Read the lines below. Copy out any that hold the string "this".

*** GIVEN DATA ***

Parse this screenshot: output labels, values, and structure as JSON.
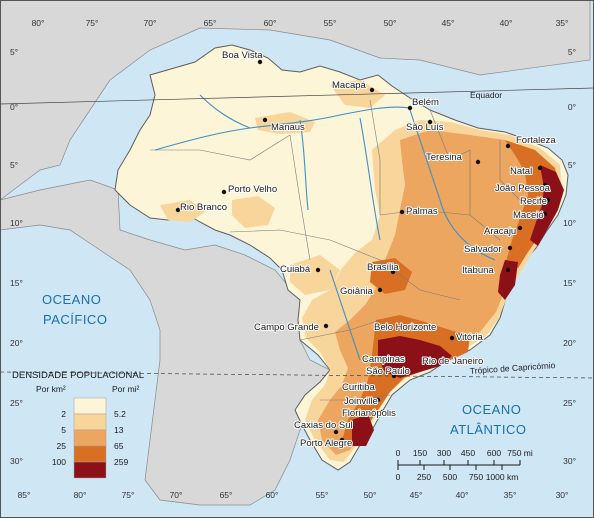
{
  "map": {
    "oceans": {
      "pacific": [
        "OCEANO",
        "PACÍFICO"
      ],
      "atlantic": [
        "OCEANO",
        "ATLÂNTICO"
      ]
    },
    "lines": {
      "equator": "Equador",
      "tropic": "Trópico de Capricórnio"
    },
    "cities": [
      {
        "name": "Boa Vista"
      },
      {
        "name": "Macapá"
      },
      {
        "name": "Belém"
      },
      {
        "name": "Manaus"
      },
      {
        "name": "São Luís"
      },
      {
        "name": "Fortaleza"
      },
      {
        "name": "Teresina"
      },
      {
        "name": "Natal"
      },
      {
        "name": "João Pessoa"
      },
      {
        "name": "Recife"
      },
      {
        "name": "Maceió"
      },
      {
        "name": "Aracaju"
      },
      {
        "name": "Porto Velho"
      },
      {
        "name": "Rio Branco"
      },
      {
        "name": "Palmas"
      },
      {
        "name": "Salvador"
      },
      {
        "name": "Itabuna"
      },
      {
        "name": "Brasília"
      },
      {
        "name": "Cuiabá"
      },
      {
        "name": "Goiânia"
      },
      {
        "name": "Belo Horizonte"
      },
      {
        "name": "Vitória"
      },
      {
        "name": "Campo Grande"
      },
      {
        "name": "Campinas"
      },
      {
        "name": "Rio de Janeiro"
      },
      {
        "name": "São Paulo"
      },
      {
        "name": "Curitiba"
      },
      {
        "name": "Joinville"
      },
      {
        "name": "Florianópolis"
      },
      {
        "name": "Caxias do Sul"
      },
      {
        "name": "Porto Alegre"
      }
    ],
    "longitude_ticks_top": [
      "80°",
      "75°",
      "70°",
      "65°",
      "60°",
      "55°",
      "50°",
      "45°",
      "40°",
      "35°"
    ],
    "longitude_ticks_bottom": [
      "85°",
      "80°",
      "75°",
      "70°",
      "65°",
      "60°",
      "55°",
      "50°",
      "45°",
      "40°",
      "35°",
      "30°"
    ],
    "latitude_ticks_left": [
      "5°",
      "0°",
      "5°",
      "10°",
      "15°",
      "20°",
      "25°",
      "30°"
    ],
    "latitude_ticks_right": [
      "5°",
      "0°",
      "5°",
      "10°",
      "15°",
      "20°",
      "25°",
      "30°"
    ]
  },
  "legend": {
    "title": "DENSIDADE POPULACIONAL",
    "unit_left": "Por km²",
    "unit_right": "Por mi²",
    "classes": [
      {
        "km": "2",
        "mi": "5.2",
        "color": "#fdf5d7"
      },
      {
        "km": "5",
        "mi": "13",
        "color": "#f8d59b"
      },
      {
        "km": "25",
        "mi": "65",
        "color": "#eca65f"
      },
      {
        "km": "100",
        "mi": "259",
        "color": "#d86f22"
      },
      {
        "km": "",
        "mi": "",
        "color": "#8c1018"
      }
    ]
  },
  "scale": {
    "miles": [
      "0",
      "150",
      "300",
      "450",
      "600",
      "750 mi"
    ],
    "km": [
      "0",
      "250",
      "500",
      "750",
      "1000 km"
    ]
  },
  "colors": {
    "ocean": "#cfe6f5",
    "land_other": "#d8d8d8",
    "border": "#6b6b6b",
    "river": "#3d8fcc",
    "water_label": "#1a6fae"
  }
}
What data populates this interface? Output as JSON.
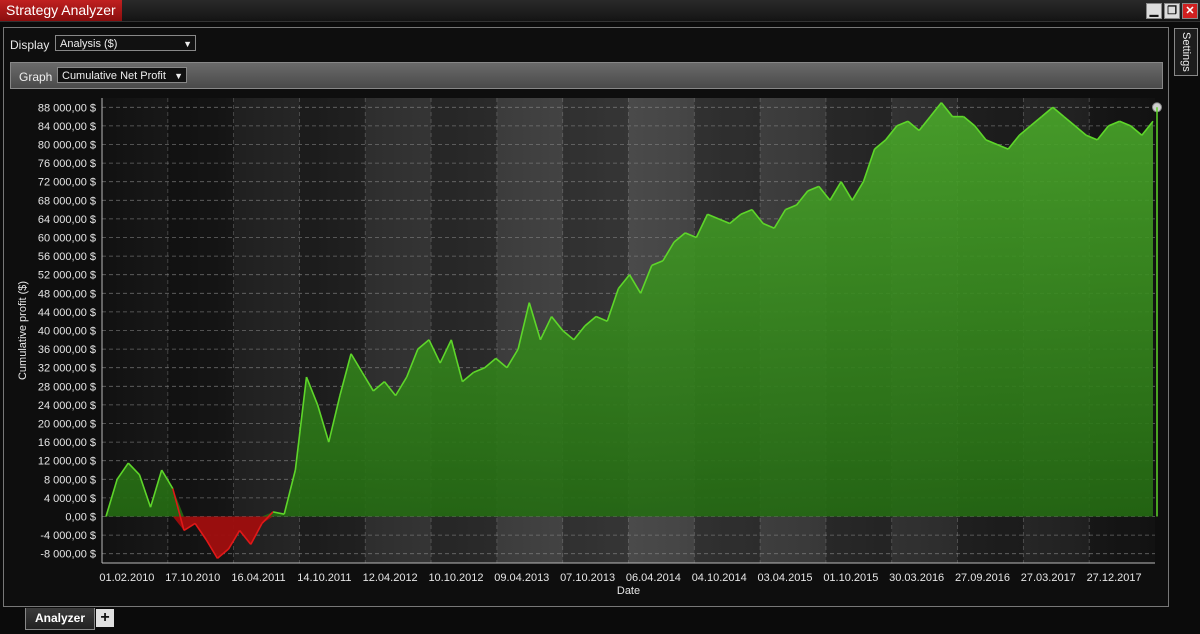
{
  "window": {
    "title": "Strategy Analyzer",
    "buttons": [
      "minimize-icon",
      "restore-icon",
      "close-icon"
    ]
  },
  "settings_tab": {
    "label": "Settings"
  },
  "display": {
    "label": "Display",
    "value": "Analysis ($)"
  },
  "graph": {
    "label": "Graph",
    "value": "Cumulative Net Profit"
  },
  "bottom_tabs": [
    {
      "label": "Analyzer"
    }
  ],
  "add_tab": {
    "label": "+"
  },
  "colors": {
    "positive": "#5ed62a",
    "positive_fill": "#2f7f16",
    "negative": "#e01818",
    "negative_fill": "#a00e0e",
    "title_tab": "#b01818"
  },
  "chart_data": {
    "type": "area",
    "xlabel": "Date",
    "ylabel": "Cumulative profit ($)",
    "ylim": [
      -10000,
      90000
    ],
    "yticks": [
      "88 000,00 $",
      "84 000,00 $",
      "80 000,00 $",
      "76 000,00 $",
      "72 000,00 $",
      "68 000,00 $",
      "64 000,00 $",
      "60 000,00 $",
      "56 000,00 $",
      "52 000,00 $",
      "48 000,00 $",
      "44 000,00 $",
      "40 000,00 $",
      "36 000,00 $",
      "32 000,00 $",
      "28 000,00 $",
      "24 000,00 $",
      "20 000,00 $",
      "16 000,00 $",
      "12 000,00 $",
      "8 000,00 $",
      "4 000,00 $",
      "0,00 $",
      "-4 000,00 $",
      "-8 000,00 $"
    ],
    "xticks": [
      "01.02.2010",
      "17.10.2010",
      "16.04.2011",
      "14.10.2011",
      "12.04.2012",
      "10.10.2012",
      "09.04.2013",
      "07.10.2013",
      "06.04.2014",
      "04.10.2014",
      "03.04.2015",
      "01.10.2015",
      "30.03.2016",
      "27.09.2016",
      "27.03.2017",
      "27.12.2017"
    ],
    "grid": true,
    "x": [
      "2010-02",
      "2010-03",
      "2010-04",
      "2010-05",
      "2010-06",
      "2010-07",
      "2010-08",
      "2010-09",
      "2010-10",
      "2010-11",
      "2010-12",
      "2011-01",
      "2011-02",
      "2011-03",
      "2011-04",
      "2011-05",
      "2011-06",
      "2011-07",
      "2011-08",
      "2011-09",
      "2011-10",
      "2011-11",
      "2011-12",
      "2012-01",
      "2012-02",
      "2012-03",
      "2012-04",
      "2012-05",
      "2012-06",
      "2012-07",
      "2012-08",
      "2012-09",
      "2012-10",
      "2012-11",
      "2012-12",
      "2013-01",
      "2013-02",
      "2013-03",
      "2013-04",
      "2013-05",
      "2013-06",
      "2013-07",
      "2013-08",
      "2013-09",
      "2013-10",
      "2013-11",
      "2013-12",
      "2014-01",
      "2014-02",
      "2014-03",
      "2014-04",
      "2014-05",
      "2014-06",
      "2014-07",
      "2014-08",
      "2014-09",
      "2014-10",
      "2014-11",
      "2014-12",
      "2015-01",
      "2015-02",
      "2015-03",
      "2015-04",
      "2015-05",
      "2015-06",
      "2015-07",
      "2015-08",
      "2015-09",
      "2015-10",
      "2015-11",
      "2015-12",
      "2016-01",
      "2016-02",
      "2016-03",
      "2016-04",
      "2016-05",
      "2016-06",
      "2016-07",
      "2016-08",
      "2016-09",
      "2016-10",
      "2016-11",
      "2016-12",
      "2017-01",
      "2017-02",
      "2017-03",
      "2017-04",
      "2017-05",
      "2017-06",
      "2017-07",
      "2017-08",
      "2017-09",
      "2017-10",
      "2017-11",
      "2017-12"
    ],
    "values": [
      0,
      8000,
      11500,
      9000,
      2000,
      10000,
      6000,
      -3000,
      -1500,
      -5000,
      -9000,
      -7000,
      -3000,
      -6000,
      -1500,
      1000,
      500,
      10000,
      30000,
      24000,
      16000,
      26000,
      35000,
      31000,
      27000,
      29000,
      26000,
      30000,
      36000,
      38000,
      33000,
      38000,
      29000,
      31000,
      32000,
      34000,
      32000,
      36000,
      46000,
      38000,
      43000,
      40000,
      38000,
      41000,
      43000,
      42000,
      49000,
      52000,
      48000,
      54000,
      55000,
      59000,
      61000,
      60000,
      65000,
      64000,
      63000,
      65000,
      66000,
      63000,
      62000,
      66000,
      67000,
      70000,
      71000,
      68000,
      72000,
      68000,
      72000,
      79000,
      81000,
      84000,
      85000,
      83000,
      86000,
      89000,
      86000,
      86000,
      84000,
      81000,
      80000,
      79000,
      82000,
      84000,
      86000,
      88000,
      86000,
      84000,
      82000,
      81000,
      84000,
      85000,
      84000,
      82000,
      85000
    ]
  }
}
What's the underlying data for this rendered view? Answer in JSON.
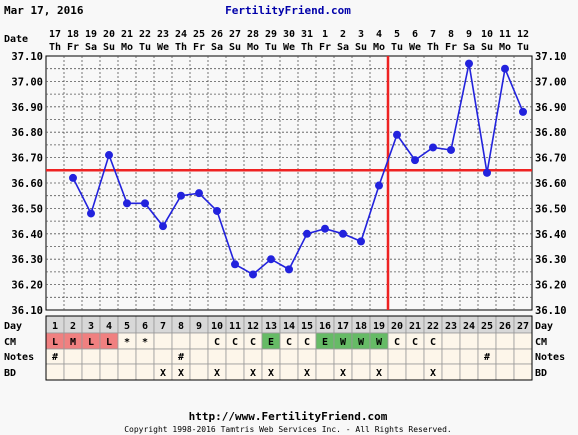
{
  "header": {
    "date": "Mar 17, 2016",
    "site": "FertilityFriend.com"
  },
  "footer": {
    "url": "http://www.FertilityFriend.com",
    "copyright": "Copyright 1998-2016 Tamtris Web Services Inc. - All Rights Reserved."
  },
  "row_labels": {
    "date": "Date",
    "day": "Day",
    "cm": "CM",
    "notes": "Notes",
    "bd": "BD"
  },
  "chart_data": {
    "type": "line",
    "dates": [
      "17",
      "18",
      "19",
      "20",
      "21",
      "22",
      "23",
      "24",
      "25",
      "26",
      "27",
      "28",
      "29",
      "30",
      "31",
      "1",
      "2",
      "3",
      "4",
      "5",
      "6",
      "7",
      "8",
      "9",
      "10",
      "11",
      "12"
    ],
    "weekdays": [
      "Th",
      "Fr",
      "Sa",
      "Su",
      "Mo",
      "Tu",
      "We",
      "Th",
      "Fr",
      "Sa",
      "Su",
      "Mo",
      "Tu",
      "We",
      "Th",
      "Fr",
      "Sa",
      "Su",
      "Mo",
      "Tu",
      "We",
      "Th",
      "Fr",
      "Sa",
      "Su",
      "Mo",
      "Tu"
    ],
    "days": [
      1,
      2,
      3,
      4,
      5,
      6,
      7,
      8,
      9,
      10,
      11,
      12,
      13,
      14,
      15,
      16,
      17,
      18,
      19,
      20,
      21,
      22,
      23,
      24,
      25,
      26,
      27
    ],
    "temps": [
      null,
      36.62,
      36.48,
      36.71,
      36.52,
      36.52,
      36.43,
      36.55,
      36.56,
      36.49,
      36.28,
      36.24,
      36.3,
      36.26,
      36.4,
      36.42,
      36.4,
      36.37,
      36.59,
      36.79,
      36.69,
      36.74,
      36.73,
      37.07,
      36.64,
      37.05,
      36.88
    ],
    "yticks": [
      "37.10",
      "37.00",
      "36.90",
      "36.80",
      "36.70",
      "36.60",
      "36.50",
      "36.40",
      "36.30",
      "36.20",
      "36.10"
    ],
    "ylim": [
      36.1,
      37.1
    ],
    "coverline": 36.65,
    "ovulation_day": 19,
    "line_color": "#2222dd",
    "coverline_color": "#ee2222",
    "cm": [
      "L",
      "M",
      "L",
      "L",
      "*",
      "*",
      "",
      "",
      "",
      "C",
      "C",
      "C",
      "E",
      "C",
      "C",
      "E",
      "W",
      "W",
      "W",
      "C",
      "C",
      "C",
      "",
      "",
      "",
      "",
      ""
    ],
    "notes": [
      "#",
      "",
      "",
      "",
      "",
      "",
      "",
      "#",
      "",
      "",
      "",
      "",
      "",
      "",
      "",
      "",
      "",
      "",
      "",
      "",
      "",
      "",
      "",
      "",
      "#",
      "",
      ""
    ],
    "bd": [
      "",
      "",
      "",
      "",
      "",
      "",
      "X",
      "X",
      "",
      "X",
      "",
      "X",
      "X",
      "",
      "X",
      "",
      "X",
      "",
      "X",
      "",
      "",
      "X",
      "",
      "",
      "",
      "",
      ""
    ]
  },
  "colors": {
    "period": "#f08080",
    "egg_white": "#66bb66",
    "cell_bg": "#fdf6ea",
    "day_bg": "#d8d8d8"
  }
}
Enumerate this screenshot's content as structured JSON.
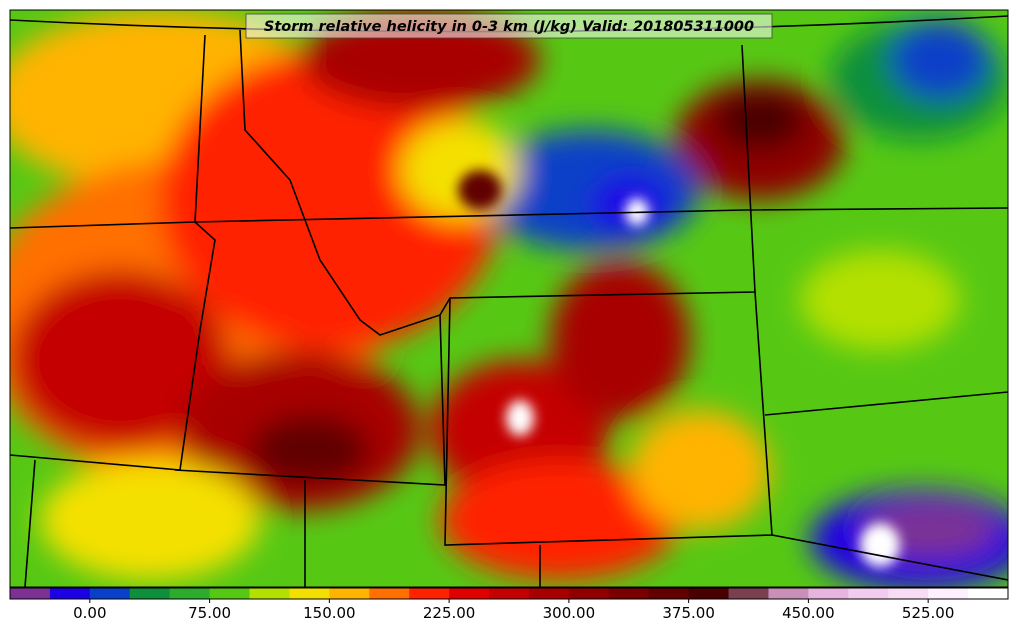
{
  "title": "Storm relative helicity in 0-3 km (J/kg) Valid: 201805311000",
  "colorbar": {
    "colors": [
      "#7b3294",
      "#1c00e6",
      "#0a40c8",
      "#0f8f3c",
      "#2cab2c",
      "#56c814",
      "#b4e000",
      "#f4e000",
      "#ffb400",
      "#ff7000",
      "#ff2200",
      "#e00000",
      "#c40000",
      "#a80000",
      "#900000",
      "#780000",
      "#600000",
      "#480000",
      "#7a4050",
      "#c890b8",
      "#e6b4de",
      "#f2ccee",
      "#f8dcf6",
      "#fff0ff",
      "#ffffff"
    ],
    "labels": [
      "0.00",
      "75.00",
      "150.00",
      "225.00",
      "300.00",
      "375.00",
      "450.00",
      "525.00"
    ]
  }
}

***

## THE SOLUTION
Parse this screenshot: output labels, values, and structure as JSON.
What data populates this interface? Output as JSON.
What's the underlying data for this rendered view? Answer in JSON.
Enumerate this screenshot's content as structured JSON.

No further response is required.